== Data provided ==

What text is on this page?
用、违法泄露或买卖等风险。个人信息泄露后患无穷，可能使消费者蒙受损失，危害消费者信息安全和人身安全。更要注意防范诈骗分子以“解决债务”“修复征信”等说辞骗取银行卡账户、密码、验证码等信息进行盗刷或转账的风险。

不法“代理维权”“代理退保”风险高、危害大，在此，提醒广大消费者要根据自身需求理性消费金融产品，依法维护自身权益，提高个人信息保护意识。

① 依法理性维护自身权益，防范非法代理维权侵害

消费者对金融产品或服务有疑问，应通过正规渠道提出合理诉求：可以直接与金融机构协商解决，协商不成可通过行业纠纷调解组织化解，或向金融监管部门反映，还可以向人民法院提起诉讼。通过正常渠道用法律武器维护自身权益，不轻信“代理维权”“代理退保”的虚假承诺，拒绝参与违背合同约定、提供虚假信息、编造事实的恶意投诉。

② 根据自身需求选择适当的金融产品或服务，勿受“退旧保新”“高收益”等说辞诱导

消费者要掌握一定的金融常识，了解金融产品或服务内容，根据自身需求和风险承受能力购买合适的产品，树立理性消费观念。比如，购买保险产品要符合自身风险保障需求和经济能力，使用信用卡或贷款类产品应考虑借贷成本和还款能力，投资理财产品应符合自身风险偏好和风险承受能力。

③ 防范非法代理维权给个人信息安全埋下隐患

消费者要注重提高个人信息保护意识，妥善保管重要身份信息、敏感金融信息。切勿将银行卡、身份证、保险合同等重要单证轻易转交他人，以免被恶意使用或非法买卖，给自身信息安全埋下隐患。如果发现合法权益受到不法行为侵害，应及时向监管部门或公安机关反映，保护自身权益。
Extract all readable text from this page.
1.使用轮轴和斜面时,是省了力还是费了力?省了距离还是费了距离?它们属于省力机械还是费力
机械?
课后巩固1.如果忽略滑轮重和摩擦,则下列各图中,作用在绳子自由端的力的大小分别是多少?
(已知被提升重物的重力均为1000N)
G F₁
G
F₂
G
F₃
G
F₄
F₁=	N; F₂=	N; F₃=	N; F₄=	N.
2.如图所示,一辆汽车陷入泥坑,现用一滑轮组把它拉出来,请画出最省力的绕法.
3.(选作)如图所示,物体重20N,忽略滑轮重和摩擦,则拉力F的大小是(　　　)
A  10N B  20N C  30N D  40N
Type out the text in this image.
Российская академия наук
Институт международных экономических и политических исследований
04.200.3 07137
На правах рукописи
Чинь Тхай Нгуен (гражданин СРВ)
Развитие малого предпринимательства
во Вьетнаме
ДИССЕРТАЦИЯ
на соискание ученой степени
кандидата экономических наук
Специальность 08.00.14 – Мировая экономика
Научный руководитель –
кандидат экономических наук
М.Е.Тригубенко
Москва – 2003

===

◆ **Request**
Exactly as shown above, return every record.

◆ **Full solution**
What text is on this page?
用、违法泄露或买卖等风险。个人信息泄露后患无穷，可能使消费者蒙受损失，危害消费者信息安全和人身安全。更要注意防范诈骗分子以“解决债务”“修复征信”等说辞骗取银行卡账户、密码、验证码等信息进行盗刷或转账的风险。

不法“代理维权”“代理退保”风险高、危害大，在此，提醒广大消费者要根据自身需求理性消费金融产品，依法维护自身权益，提高个人信息保护意识。

① 依法理性维护自身权益，防范非法代理维权侵害

消费者对金融产品或服务有疑问，应通过正规渠道提出合理诉求：可以直接与金融机构协商解决，协商不成可通过行业纠纷调解组织化解，或向金融监管部门反映，还可以向人民法院提起诉讼。通过正常渠道用法律武器维护自身权益，不轻信“代理维权”“代理退保”的虚假承诺，拒绝参与违背合同约定、提供虚假信息、编造事实的恶意投诉。

② 根据自身需求选择适当的金融产品或服务，勿受“退旧保新”“高收益”等说辞诱导

消费者要掌握一定的金融常识，了解金融产品或服务内容，根据自身需求和风险承受能力购买合适的产品，树立理性消费观念。比如，购买保险产品要符合自身风险保障需求和经济能力，使用信用卡或贷款类产品应考虑借贷成本和还款能力，投资理财产品应符合自身风险偏好和风险承受能力。

③ 防范非法代理维权给个人信息安全埋下隐患

消费者要注重提高个人信息保护意识，妥善保管重要身份信息、敏感金融信息。切勿将银行卡、身份证、保险合同等重要单证轻易转交他人，以免被恶意使用或非法买卖，给自身信息安全埋下隐患。如果发现合法权益受到不法行为侵害，应及时向监管部门或公安机关反映，保护自身权益。
Extract all readable text from this page.
1.使用轮轴和斜面时,是省了力还是费了力?省了距离还是费了距离?它们属于省力机械还是费力
机械?
课后巩固1.如果忽略滑轮重和摩擦,则下列各图中,作用在绳子自由端的力的大小分别是多少?
(已知被提升重物的重力均为1000N)
G F₁
G
F₂
G
F₃
G
F₄
F₁=	N; F₂=	N; F₃=	N; F₄=	N.
2.如图所示,一辆汽车陷入泥坑,现用一滑轮组把它拉出来,请画出最省力的绕法.
3.(选作)如图所示,物体重20N,忽略滑轮重和摩擦,则拉力F的大小是(　　　)
A  10N B  20N C  30N D  40N
Type out the text in this image.
Российская академия наук
Институт международных экономических и политических исследований
04.200.3 07137
На правах рукописи
Чинь Тхай Нгуен (гражданин СРВ)
Развитие малого предпринимательства
во Вьетнаме
ДИССЕРТАЦИЯ
на соискание ученой степени
кандидата экономических наук
Специальность 08.00.14 – Мировая экономика
Научный руководитель –
кандидат экономических наук
М.Е.Тригубенко
Москва – 2003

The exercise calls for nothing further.